____ PROVIDED MATERIAL

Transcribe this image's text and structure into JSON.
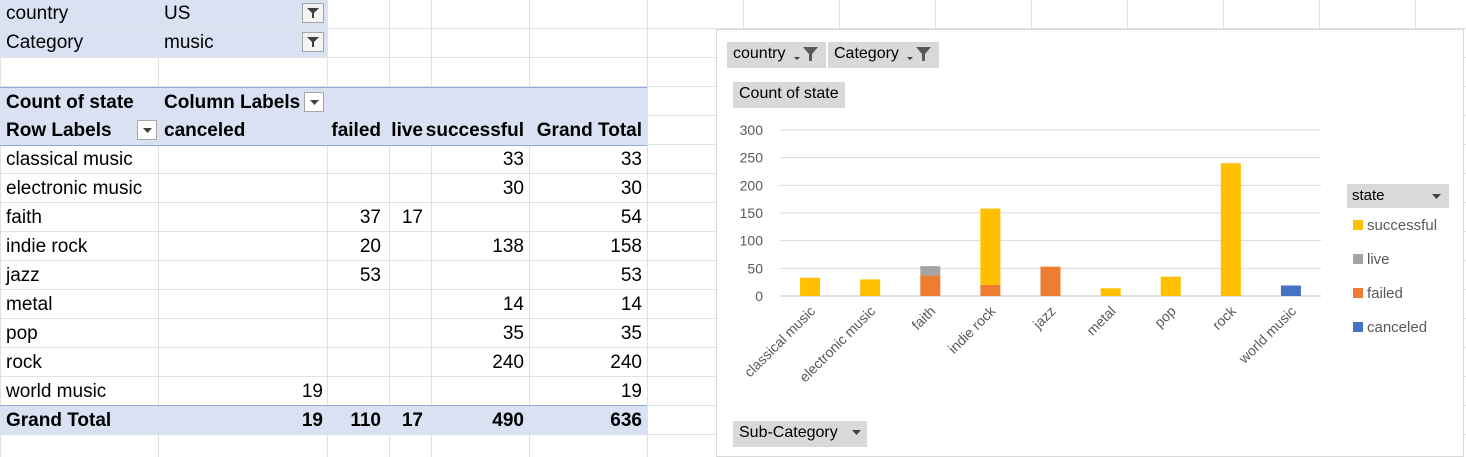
{
  "filters": [
    {
      "label": "country",
      "value": "US"
    },
    {
      "label": "Category",
      "value": "music"
    }
  ],
  "pivot": {
    "value_field": "Count of state",
    "column_labels": "Column Labels",
    "row_labels": "Row Labels",
    "columns": [
      "canceled",
      "failed",
      "live",
      "successful",
      "Grand Total"
    ],
    "rows": [
      {
        "label": "classical music",
        "canceled": "",
        "failed": "",
        "live": "",
        "successful": "33",
        "total": "33"
      },
      {
        "label": "electronic music",
        "canceled": "",
        "failed": "",
        "live": "",
        "successful": "30",
        "total": "30"
      },
      {
        "label": "faith",
        "canceled": "",
        "failed": "37",
        "live": "17",
        "successful": "",
        "total": "54"
      },
      {
        "label": "indie rock",
        "canceled": "",
        "failed": "20",
        "live": "",
        "successful": "138",
        "total": "158"
      },
      {
        "label": "jazz",
        "canceled": "",
        "failed": "53",
        "live": "",
        "successful": "",
        "total": "53"
      },
      {
        "label": "metal",
        "canceled": "",
        "failed": "",
        "live": "",
        "successful": "14",
        "total": "14"
      },
      {
        "label": "pop",
        "canceled": "",
        "failed": "",
        "live": "",
        "successful": "35",
        "total": "35"
      },
      {
        "label": "rock",
        "canceled": "",
        "failed": "",
        "live": "",
        "successful": "240",
        "total": "240"
      },
      {
        "label": "world music",
        "canceled": "19",
        "failed": "",
        "live": "",
        "successful": "",
        "total": "19"
      }
    ],
    "grand_total": {
      "label": "Grand Total",
      "canceled": "19",
      "failed": "110",
      "live": "17",
      "successful": "490",
      "total": "636"
    }
  },
  "chart_buttons": {
    "country": "country",
    "category": "Category",
    "value": "Count of state",
    "axis_field": "Sub-Category",
    "legend_field": "state"
  },
  "chart_data": {
    "type": "bar",
    "stacked": true,
    "categories": [
      "classical music",
      "electronic music",
      "faith",
      "indie rock",
      "jazz",
      "metal",
      "pop",
      "rock",
      "world music"
    ],
    "series": [
      {
        "name": "canceled",
        "color": "#4472c4",
        "values": [
          0,
          0,
          0,
          0,
          0,
          0,
          0,
          0,
          19
        ]
      },
      {
        "name": "failed",
        "color": "#ed7d31",
        "values": [
          0,
          0,
          37,
          20,
          53,
          0,
          0,
          0,
          0
        ]
      },
      {
        "name": "live",
        "color": "#a5a5a5",
        "values": [
          0,
          0,
          17,
          0,
          0,
          0,
          0,
          0,
          0
        ]
      },
      {
        "name": "successful",
        "color": "#ffc000",
        "values": [
          33,
          30,
          0,
          138,
          0,
          14,
          35,
          240,
          0
        ]
      }
    ],
    "legend_order": [
      "successful",
      "live",
      "failed",
      "canceled"
    ],
    "yticks": [
      0,
      50,
      100,
      150,
      200,
      250,
      300
    ],
    "ylim": [
      0,
      300
    ],
    "grid": true,
    "legend_position": "right"
  }
}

________

- WORK TO BE COMPLETED
Every record above should be transcribed exactly; the pictures stay out of the copy.

- TASK RESPONSE
Transcribe this image's text and structure into JSON.
{
  "filters": [
    {
      "label": "country",
      "value": "US"
    },
    {
      "label": "Category",
      "value": "music"
    }
  ],
  "pivot": {
    "value_field": "Count of state",
    "column_labels": "Column Labels",
    "row_labels": "Row Labels",
    "columns": [
      "canceled",
      "failed",
      "live",
      "successful",
      "Grand Total"
    ],
    "rows": [
      {
        "label": "classical music",
        "canceled": "",
        "failed": "",
        "live": "",
        "successful": "33",
        "total": "33"
      },
      {
        "label": "electronic music",
        "canceled": "",
        "failed": "",
        "live": "",
        "successful": "30",
        "total": "30"
      },
      {
        "label": "faith",
        "canceled": "",
        "failed": "37",
        "live": "17",
        "successful": "",
        "total": "54"
      },
      {
        "label": "indie rock",
        "canceled": "",
        "failed": "20",
        "live": "",
        "successful": "138",
        "total": "158"
      },
      {
        "label": "jazz",
        "canceled": "",
        "failed": "53",
        "live": "",
        "successful": "",
        "total": "53"
      },
      {
        "label": "metal",
        "canceled": "",
        "failed": "",
        "live": "",
        "successful": "14",
        "total": "14"
      },
      {
        "label": "pop",
        "canceled": "",
        "failed": "",
        "live": "",
        "successful": "35",
        "total": "35"
      },
      {
        "label": "rock",
        "canceled": "",
        "failed": "",
        "live": "",
        "successful": "240",
        "total": "240"
      },
      {
        "label": "world music",
        "canceled": "19",
        "failed": "",
        "live": "",
        "successful": "",
        "total": "19"
      }
    ],
    "grand_total": {
      "label": "Grand Total",
      "canceled": "19",
      "failed": "110",
      "live": "17",
      "successful": "490",
      "total": "636"
    }
  },
  "chart_buttons": {
    "country": "country",
    "category": "Category",
    "value": "Count of state",
    "axis_field": "Sub-Category",
    "legend_field": "state"
  },
  "chart_data": {
    "type": "bar",
    "stacked": true,
    "categories": [
      "classical music",
      "electronic music",
      "faith",
      "indie rock",
      "jazz",
      "metal",
      "pop",
      "rock",
      "world music"
    ],
    "series": [
      {
        "name": "canceled",
        "color": "#4472c4",
        "values": [
          0,
          0,
          0,
          0,
          0,
          0,
          0,
          0,
          19
        ]
      },
      {
        "name": "failed",
        "color": "#ed7d31",
        "values": [
          0,
          0,
          37,
          20,
          53,
          0,
          0,
          0,
          0
        ]
      },
      {
        "name": "live",
        "color": "#a5a5a5",
        "values": [
          0,
          0,
          17,
          0,
          0,
          0,
          0,
          0,
          0
        ]
      },
      {
        "name": "successful",
        "color": "#ffc000",
        "values": [
          33,
          30,
          0,
          138,
          0,
          14,
          35,
          240,
          0
        ]
      }
    ],
    "legend_order": [
      "successful",
      "live",
      "failed",
      "canceled"
    ],
    "yticks": [
      0,
      50,
      100,
      150,
      200,
      250,
      300
    ],
    "ylim": [
      0,
      300
    ],
    "grid": true,
    "legend_position": "right"
  }
}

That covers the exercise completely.